-- Begin --
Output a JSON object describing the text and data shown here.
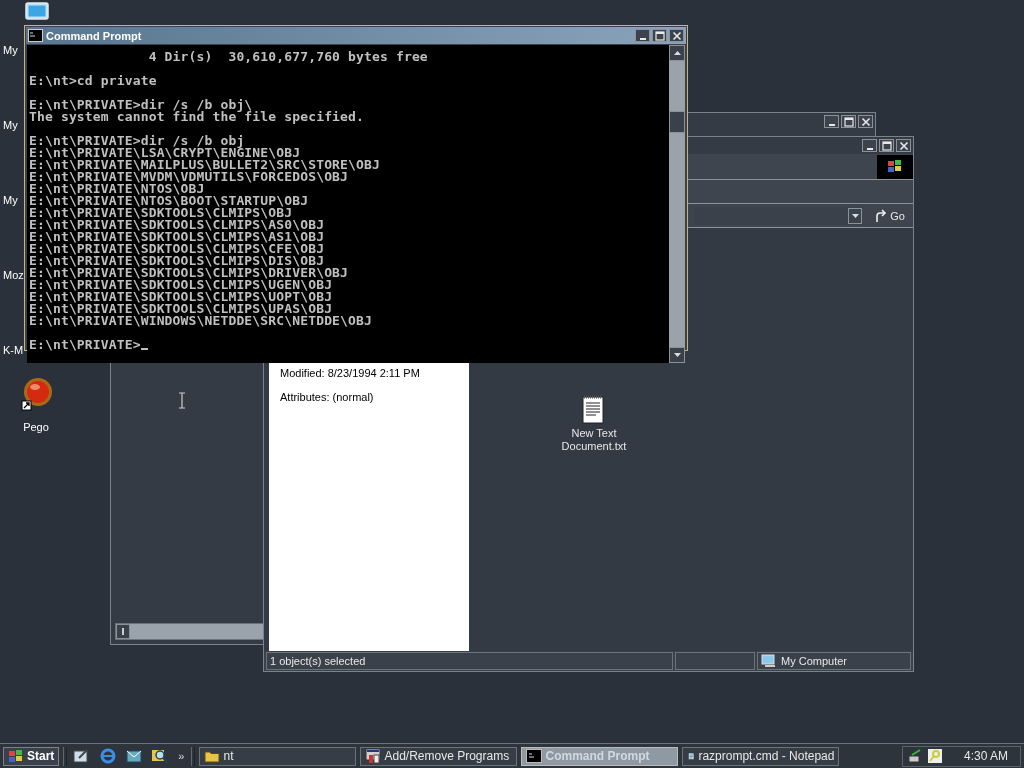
{
  "desktop_icons": [
    {
      "kind": "computer",
      "label": "My"
    },
    {
      "kind": "label_only",
      "label": "My"
    },
    {
      "kind": "label_only",
      "label": "My"
    },
    {
      "kind": "label_only",
      "label": "Moz"
    },
    {
      "kind": "label_only",
      "label": "K-M"
    },
    {
      "kind": "ball",
      "label": "Pego"
    }
  ],
  "command_prompt": {
    "title": "Command Prompt",
    "active": true,
    "blocks": [
      [
        "               4 Dir(s)  30,610,677,760 bytes free"
      ],
      [
        "E:\\nt>cd private"
      ],
      [
        "E:\\nt\\PRIVATE>dir /s /b obj\\",
        "The system cannot find the file specified."
      ],
      [
        "E:\\nt\\PRIVATE>dir /s /b obj",
        "E:\\nt\\PRIVATE\\LSA\\CRYPT\\ENGINE\\OBJ",
        "E:\\nt\\PRIVATE\\MAILPLUS\\BULLET2\\SRC\\STORE\\OBJ",
        "E:\\nt\\PRIVATE\\MVDM\\VDMUTILS\\FORCEDOS\\OBJ",
        "E:\\nt\\PRIVATE\\NTOS\\OBJ",
        "E:\\nt\\PRIVATE\\NTOS\\BOOT\\STARTUP\\OBJ",
        "E:\\nt\\PRIVATE\\SDKTOOLS\\CLMIPS\\OBJ",
        "E:\\nt\\PRIVATE\\SDKTOOLS\\CLMIPS\\AS0\\OBJ",
        "E:\\nt\\PRIVATE\\SDKTOOLS\\CLMIPS\\AS1\\OBJ",
        "E:\\nt\\PRIVATE\\SDKTOOLS\\CLMIPS\\CFE\\OBJ",
        "E:\\nt\\PRIVATE\\SDKTOOLS\\CLMIPS\\DIS\\OBJ",
        "E:\\nt\\PRIVATE\\SDKTOOLS\\CLMIPS\\DRIVER\\OBJ",
        "E:\\nt\\PRIVATE\\SDKTOOLS\\CLMIPS\\UGEN\\OBJ",
        "E:\\nt\\PRIVATE\\SDKTOOLS\\CLMIPS\\UOPT\\OBJ",
        "E:\\nt\\PRIVATE\\SDKTOOLS\\CLMIPS\\UPAS\\OBJ",
        "E:\\nt\\PRIVATE\\WINDOWS\\NETDDE\\SRC\\NETDDE\\OBJ"
      ],
      [
        "E:\\nt\\PRIVATE>"
      ]
    ]
  },
  "explorer": {
    "go_button": "Go",
    "details": [
      "Modified: 8/23/1994 2:11 PM",
      "Attributes: (normal)"
    ],
    "files": [
      {
        "name": "New Text Document.txt"
      }
    ],
    "status_bar": {
      "text": "1 object(s) selected",
      "zone": "My Computer"
    }
  },
  "taskbar": {
    "start": "Start",
    "chevron": "»",
    "tasks": [
      {
        "kind": "folder",
        "label": "nt",
        "selected": false
      },
      {
        "kind": "installer",
        "label": "Add/Remove Programs",
        "selected": false
      },
      {
        "kind": "console",
        "label": "Command Prompt",
        "selected": true
      },
      {
        "kind": "notepad",
        "label": "razprompt.cmd - Notepad",
        "selected": false
      }
    ],
    "clock": "4:30 AM"
  }
}
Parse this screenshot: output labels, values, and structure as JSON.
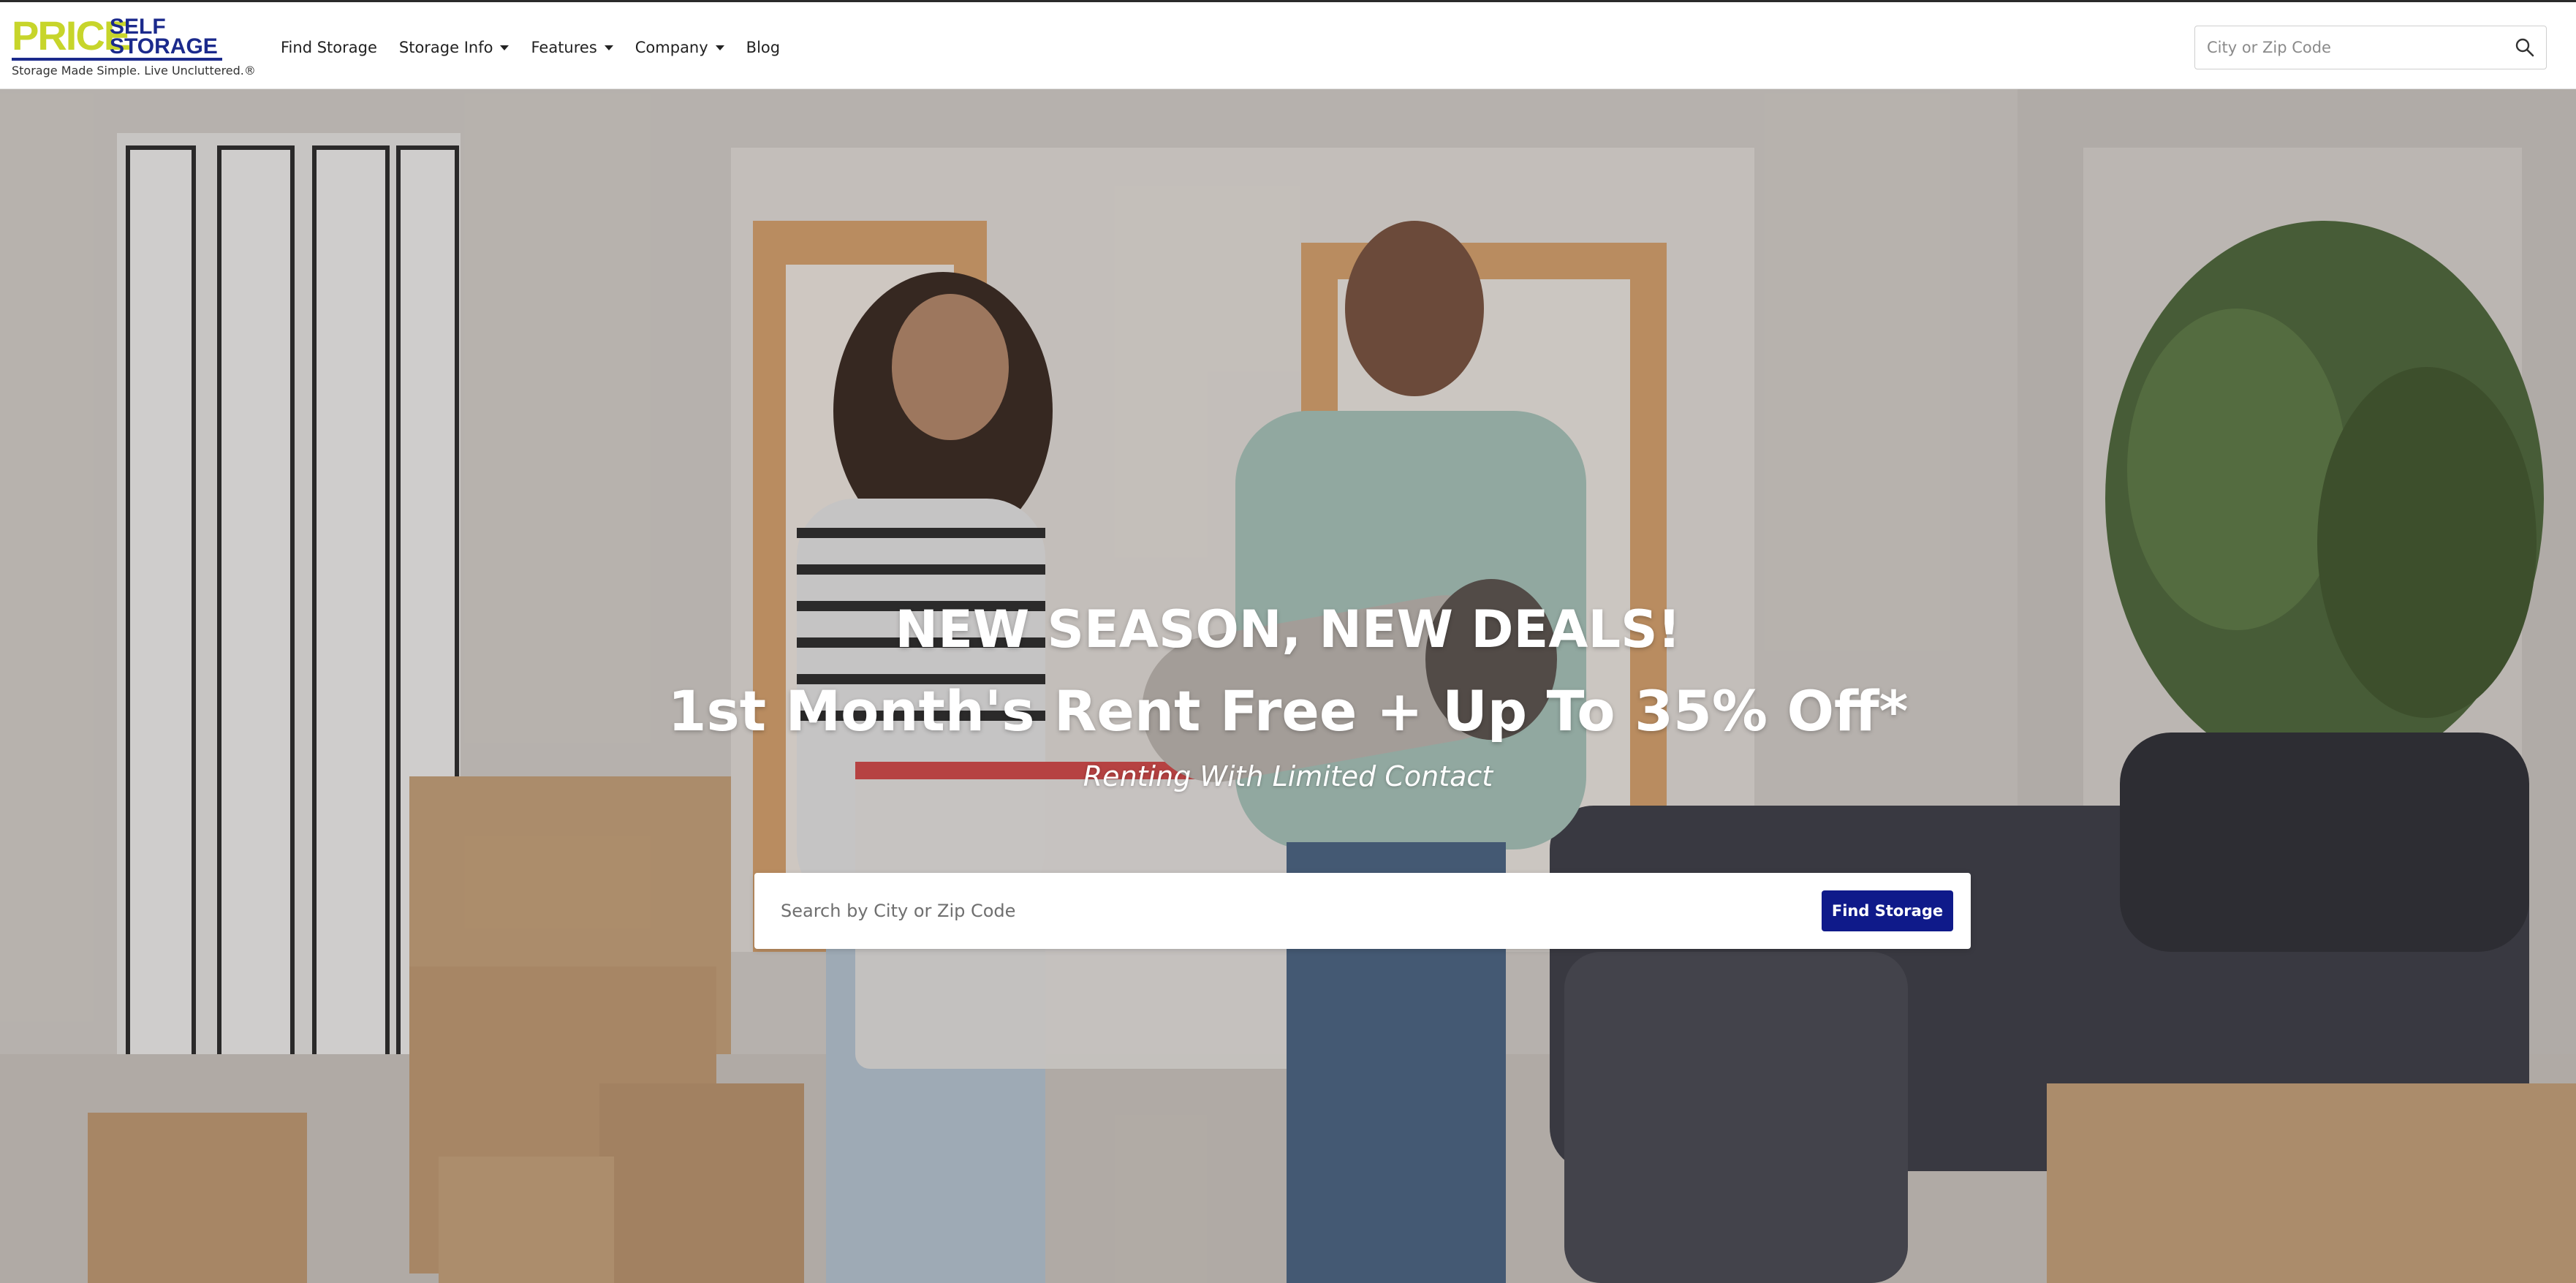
{
  "header": {
    "logo": {
      "price": "PRICE",
      "self": "SELF",
      "storage": "STORAGE",
      "registered": "®",
      "tagline": "Storage Made Simple. Live Uncluttered.®",
      "colors": {
        "lime": "#c7d52b",
        "navy": "#1b2a8c"
      }
    },
    "nav": {
      "items": [
        {
          "label": "Find Storage",
          "has_dropdown": false
        },
        {
          "label": "Storage Info",
          "has_dropdown": true
        },
        {
          "label": "Features",
          "has_dropdown": true
        },
        {
          "label": "Company",
          "has_dropdown": true
        },
        {
          "label": "Blog",
          "has_dropdown": false
        }
      ]
    },
    "search": {
      "placeholder": "City or Zip Code",
      "icon": "search-icon"
    }
  },
  "hero": {
    "title": "NEW SEASON, NEW DEALS!",
    "subtitle": "1st Month's Rent Free + Up To 35% Off*",
    "tagline": "Renting With Limited Contact",
    "search": {
      "placeholder": "Search by City or Zip Code",
      "button_label": "Find Storage",
      "button_color": "#0f1a8a"
    }
  }
}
-- End --
▶ [Task description]: All the records need to be repeated exactly, with the images dropped.

▶ [Result of this task]:
Output a JSON object describing the text and data shown here.
{
  "desktop_icons": [
    {
      "kind": "computer",
      "label": "My"
    },
    {
      "kind": "label_only",
      "label": "My"
    },
    {
      "kind": "label_only",
      "label": "My"
    },
    {
      "kind": "label_only",
      "label": "Moz"
    },
    {
      "kind": "label_only",
      "label": "K-M"
    },
    {
      "kind": "ball",
      "label": "Pego"
    }
  ],
  "command_prompt": {
    "title": "Command Prompt",
    "active": true,
    "blocks": [
      [
        "               4 Dir(s)  30,610,677,760 bytes free"
      ],
      [
        "E:\\nt>cd private"
      ],
      [
        "E:\\nt\\PRIVATE>dir /s /b obj\\",
        "The system cannot find the file specified."
      ],
      [
        "E:\\nt\\PRIVATE>dir /s /b obj",
        "E:\\nt\\PRIVATE\\LSA\\CRYPT\\ENGINE\\OBJ",
        "E:\\nt\\PRIVATE\\MAILPLUS\\BULLET2\\SRC\\STORE\\OBJ",
        "E:\\nt\\PRIVATE\\MVDM\\VDMUTILS\\FORCEDOS\\OBJ",
        "E:\\nt\\PRIVATE\\NTOS\\OBJ",
        "E:\\nt\\PRIVATE\\NTOS\\BOOT\\STARTUP\\OBJ",
        "E:\\nt\\PRIVATE\\SDKTOOLS\\CLMIPS\\OBJ",
        "E:\\nt\\PRIVATE\\SDKTOOLS\\CLMIPS\\AS0\\OBJ",
        "E:\\nt\\PRIVATE\\SDKTOOLS\\CLMIPS\\AS1\\OBJ",
        "E:\\nt\\PRIVATE\\SDKTOOLS\\CLMIPS\\CFE\\OBJ",
        "E:\\nt\\PRIVATE\\SDKTOOLS\\CLMIPS\\DIS\\OBJ",
        "E:\\nt\\PRIVATE\\SDKTOOLS\\CLMIPS\\DRIVER\\OBJ",
        "E:\\nt\\PRIVATE\\SDKTOOLS\\CLMIPS\\UGEN\\OBJ",
        "E:\\nt\\PRIVATE\\SDKTOOLS\\CLMIPS\\UOPT\\OBJ",
        "E:\\nt\\PRIVATE\\SDKTOOLS\\CLMIPS\\UPAS\\OBJ",
        "E:\\nt\\PRIVATE\\WINDOWS\\NETDDE\\SRC\\NETDDE\\OBJ"
      ],
      [
        "E:\\nt\\PRIVATE>"
      ]
    ]
  },
  "explorer": {
    "go_button": "Go",
    "details": [
      "Modified: 8/23/1994 2:11 PM",
      "Attributes: (normal)"
    ],
    "files": [
      {
        "name": "New Text Document.txt"
      }
    ],
    "status_bar": {
      "text": "1 object(s) selected",
      "zone": "My Computer"
    }
  },
  "taskbar": {
    "start": "Start",
    "chevron": "»",
    "tasks": [
      {
        "kind": "folder",
        "label": "nt",
        "selected": false
      },
      {
        "kind": "installer",
        "label": "Add/Remove Programs",
        "selected": false
      },
      {
        "kind": "console",
        "label": "Command Prompt",
        "selected": true
      },
      {
        "kind": "notepad",
        "label": "razprompt.cmd - Notepad",
        "selected": false
      }
    ],
    "clock": "4:30 AM"
  }
}
Parse this screenshot: output labels, values, and structure as JSON.
{
  "header": {
    "logo": {
      "price": "PRICE",
      "self": "SELF",
      "storage": "STORAGE",
      "registered": "®",
      "tagline": "Storage Made Simple. Live Uncluttered.®",
      "colors": {
        "lime": "#c7d52b",
        "navy": "#1b2a8c"
      }
    },
    "nav": {
      "items": [
        {
          "label": "Find Storage",
          "has_dropdown": false
        },
        {
          "label": "Storage Info",
          "has_dropdown": true
        },
        {
          "label": "Features",
          "has_dropdown": true
        },
        {
          "label": "Company",
          "has_dropdown": true
        },
        {
          "label": "Blog",
          "has_dropdown": false
        }
      ]
    },
    "search": {
      "placeholder": "City or Zip Code",
      "icon": "search-icon"
    }
  },
  "hero": {
    "title": "NEW SEASON, NEW DEALS!",
    "subtitle": "1st Month's Rent Free + Up To 35% Off*",
    "tagline": "Renting With Limited Contact",
    "search": {
      "placeholder": "Search by City or Zip Code",
      "button_label": "Find Storage",
      "button_color": "#0f1a8a"
    }
  }
}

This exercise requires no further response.